**What is being asked**
Check each line of the records below for the word "layers" and copy those where it appears.

**Material shown**
========
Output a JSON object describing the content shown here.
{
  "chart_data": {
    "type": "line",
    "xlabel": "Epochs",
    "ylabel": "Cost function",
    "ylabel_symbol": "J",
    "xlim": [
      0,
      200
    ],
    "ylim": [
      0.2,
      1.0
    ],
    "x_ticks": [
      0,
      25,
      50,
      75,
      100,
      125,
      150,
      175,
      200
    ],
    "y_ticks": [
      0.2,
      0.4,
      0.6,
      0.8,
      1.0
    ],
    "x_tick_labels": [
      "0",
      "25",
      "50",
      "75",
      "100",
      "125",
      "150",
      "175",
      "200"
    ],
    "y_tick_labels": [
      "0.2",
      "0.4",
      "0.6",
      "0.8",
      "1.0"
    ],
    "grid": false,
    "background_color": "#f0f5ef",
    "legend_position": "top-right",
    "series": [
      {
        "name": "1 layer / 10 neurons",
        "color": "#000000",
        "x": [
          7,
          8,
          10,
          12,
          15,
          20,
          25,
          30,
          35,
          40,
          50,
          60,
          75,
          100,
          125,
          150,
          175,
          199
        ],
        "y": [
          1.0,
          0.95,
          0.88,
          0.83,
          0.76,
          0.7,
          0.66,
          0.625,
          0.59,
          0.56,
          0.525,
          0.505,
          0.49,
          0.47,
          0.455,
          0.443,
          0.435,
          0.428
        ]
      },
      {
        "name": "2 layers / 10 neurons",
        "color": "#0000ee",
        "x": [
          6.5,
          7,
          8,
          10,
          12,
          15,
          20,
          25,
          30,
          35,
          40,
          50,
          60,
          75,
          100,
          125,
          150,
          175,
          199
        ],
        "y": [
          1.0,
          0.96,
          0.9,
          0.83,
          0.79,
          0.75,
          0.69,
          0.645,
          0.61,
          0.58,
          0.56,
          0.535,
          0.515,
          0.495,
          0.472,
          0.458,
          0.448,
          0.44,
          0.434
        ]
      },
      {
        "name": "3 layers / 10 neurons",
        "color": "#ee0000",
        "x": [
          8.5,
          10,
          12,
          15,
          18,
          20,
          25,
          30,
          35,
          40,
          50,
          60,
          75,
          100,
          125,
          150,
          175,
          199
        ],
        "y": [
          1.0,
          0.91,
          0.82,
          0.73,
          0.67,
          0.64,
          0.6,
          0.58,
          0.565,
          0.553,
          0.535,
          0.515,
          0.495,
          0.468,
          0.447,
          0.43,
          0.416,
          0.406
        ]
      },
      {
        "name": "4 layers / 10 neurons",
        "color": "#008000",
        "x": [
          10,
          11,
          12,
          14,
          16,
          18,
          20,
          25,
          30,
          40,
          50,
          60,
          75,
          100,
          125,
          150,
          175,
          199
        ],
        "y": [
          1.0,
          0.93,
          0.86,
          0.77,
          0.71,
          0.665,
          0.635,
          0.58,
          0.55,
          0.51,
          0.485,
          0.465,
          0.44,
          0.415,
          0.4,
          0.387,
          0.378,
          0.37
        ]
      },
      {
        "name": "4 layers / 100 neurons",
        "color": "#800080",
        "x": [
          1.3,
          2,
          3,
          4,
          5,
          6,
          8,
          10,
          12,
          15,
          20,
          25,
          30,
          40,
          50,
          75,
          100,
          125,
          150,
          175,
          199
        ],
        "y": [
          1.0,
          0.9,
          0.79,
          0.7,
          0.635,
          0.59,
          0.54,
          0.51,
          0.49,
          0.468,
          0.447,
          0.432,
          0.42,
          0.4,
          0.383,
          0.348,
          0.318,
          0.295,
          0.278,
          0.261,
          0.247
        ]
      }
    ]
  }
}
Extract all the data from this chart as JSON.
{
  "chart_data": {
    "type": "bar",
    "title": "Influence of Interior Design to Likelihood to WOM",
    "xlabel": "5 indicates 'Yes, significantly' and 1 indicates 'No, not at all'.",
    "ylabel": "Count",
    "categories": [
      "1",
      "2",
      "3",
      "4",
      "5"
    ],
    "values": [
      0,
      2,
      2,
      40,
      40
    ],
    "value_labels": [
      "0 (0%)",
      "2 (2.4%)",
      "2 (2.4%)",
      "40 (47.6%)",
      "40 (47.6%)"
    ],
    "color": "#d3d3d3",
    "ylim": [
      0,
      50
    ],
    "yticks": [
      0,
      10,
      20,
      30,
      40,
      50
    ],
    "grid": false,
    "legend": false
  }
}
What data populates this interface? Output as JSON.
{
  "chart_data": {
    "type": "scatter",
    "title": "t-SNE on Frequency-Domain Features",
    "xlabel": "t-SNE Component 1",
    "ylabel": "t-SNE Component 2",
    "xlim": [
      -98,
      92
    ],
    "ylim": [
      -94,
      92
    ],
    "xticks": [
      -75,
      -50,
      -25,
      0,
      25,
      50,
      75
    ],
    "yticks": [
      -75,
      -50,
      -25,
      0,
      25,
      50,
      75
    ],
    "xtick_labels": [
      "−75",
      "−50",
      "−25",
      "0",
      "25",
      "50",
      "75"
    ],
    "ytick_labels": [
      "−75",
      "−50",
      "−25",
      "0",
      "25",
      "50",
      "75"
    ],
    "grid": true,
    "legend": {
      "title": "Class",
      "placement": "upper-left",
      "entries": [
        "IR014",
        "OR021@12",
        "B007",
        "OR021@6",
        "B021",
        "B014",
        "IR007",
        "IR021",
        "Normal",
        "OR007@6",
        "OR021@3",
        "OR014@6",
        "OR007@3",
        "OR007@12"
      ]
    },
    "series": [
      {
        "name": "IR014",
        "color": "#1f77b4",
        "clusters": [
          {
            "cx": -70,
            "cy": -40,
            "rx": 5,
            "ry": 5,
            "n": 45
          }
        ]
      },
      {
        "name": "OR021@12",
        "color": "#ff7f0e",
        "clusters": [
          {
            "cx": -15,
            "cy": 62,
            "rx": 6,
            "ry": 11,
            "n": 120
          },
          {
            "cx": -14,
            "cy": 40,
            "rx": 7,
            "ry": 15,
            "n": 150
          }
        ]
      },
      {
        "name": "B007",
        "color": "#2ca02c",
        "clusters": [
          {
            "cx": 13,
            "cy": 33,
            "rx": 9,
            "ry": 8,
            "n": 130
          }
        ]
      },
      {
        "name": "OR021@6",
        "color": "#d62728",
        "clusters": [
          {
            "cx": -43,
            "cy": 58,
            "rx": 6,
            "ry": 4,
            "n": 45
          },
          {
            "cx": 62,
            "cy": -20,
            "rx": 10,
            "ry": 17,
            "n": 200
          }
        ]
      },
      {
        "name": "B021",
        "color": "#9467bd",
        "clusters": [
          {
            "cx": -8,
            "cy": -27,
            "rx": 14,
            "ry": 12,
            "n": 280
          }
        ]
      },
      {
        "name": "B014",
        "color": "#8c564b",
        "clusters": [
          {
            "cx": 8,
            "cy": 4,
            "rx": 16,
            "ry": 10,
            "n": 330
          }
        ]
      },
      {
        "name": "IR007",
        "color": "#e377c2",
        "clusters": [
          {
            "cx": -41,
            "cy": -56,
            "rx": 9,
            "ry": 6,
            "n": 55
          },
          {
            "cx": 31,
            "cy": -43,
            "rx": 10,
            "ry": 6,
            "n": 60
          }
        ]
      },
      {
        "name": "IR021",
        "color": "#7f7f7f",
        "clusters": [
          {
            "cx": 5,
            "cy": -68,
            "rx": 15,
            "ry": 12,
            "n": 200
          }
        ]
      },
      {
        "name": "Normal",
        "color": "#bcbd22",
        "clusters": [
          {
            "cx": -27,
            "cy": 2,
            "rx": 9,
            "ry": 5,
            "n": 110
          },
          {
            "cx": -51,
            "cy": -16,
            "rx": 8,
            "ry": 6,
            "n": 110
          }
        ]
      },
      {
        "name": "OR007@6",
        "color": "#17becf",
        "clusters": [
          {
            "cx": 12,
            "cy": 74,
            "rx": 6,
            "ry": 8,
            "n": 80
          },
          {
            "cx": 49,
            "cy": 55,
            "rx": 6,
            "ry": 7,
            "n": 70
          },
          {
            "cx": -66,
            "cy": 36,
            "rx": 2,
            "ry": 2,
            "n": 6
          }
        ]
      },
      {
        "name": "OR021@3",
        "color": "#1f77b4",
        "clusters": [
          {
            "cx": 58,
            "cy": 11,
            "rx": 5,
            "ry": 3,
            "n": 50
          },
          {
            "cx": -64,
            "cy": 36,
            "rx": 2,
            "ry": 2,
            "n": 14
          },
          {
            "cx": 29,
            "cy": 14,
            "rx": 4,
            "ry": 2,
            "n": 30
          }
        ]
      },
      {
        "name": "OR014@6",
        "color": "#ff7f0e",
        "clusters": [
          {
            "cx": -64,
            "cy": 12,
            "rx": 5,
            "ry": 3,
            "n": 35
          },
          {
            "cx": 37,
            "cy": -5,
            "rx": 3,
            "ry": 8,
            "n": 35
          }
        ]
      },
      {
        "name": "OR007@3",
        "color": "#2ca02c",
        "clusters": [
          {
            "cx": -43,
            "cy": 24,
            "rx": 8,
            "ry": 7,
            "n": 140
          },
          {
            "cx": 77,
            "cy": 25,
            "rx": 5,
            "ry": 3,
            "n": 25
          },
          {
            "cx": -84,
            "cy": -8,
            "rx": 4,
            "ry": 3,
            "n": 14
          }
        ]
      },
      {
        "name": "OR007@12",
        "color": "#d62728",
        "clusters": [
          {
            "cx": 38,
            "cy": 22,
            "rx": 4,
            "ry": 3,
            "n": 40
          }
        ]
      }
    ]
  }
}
========
**Answer to this exercise**
        "name": "2 layers / 10 neurons",
        "name": "3 layers / 10 neurons",
        "name": "4 layers / 10 neurons",
        "name": "4 layers / 100 neurons",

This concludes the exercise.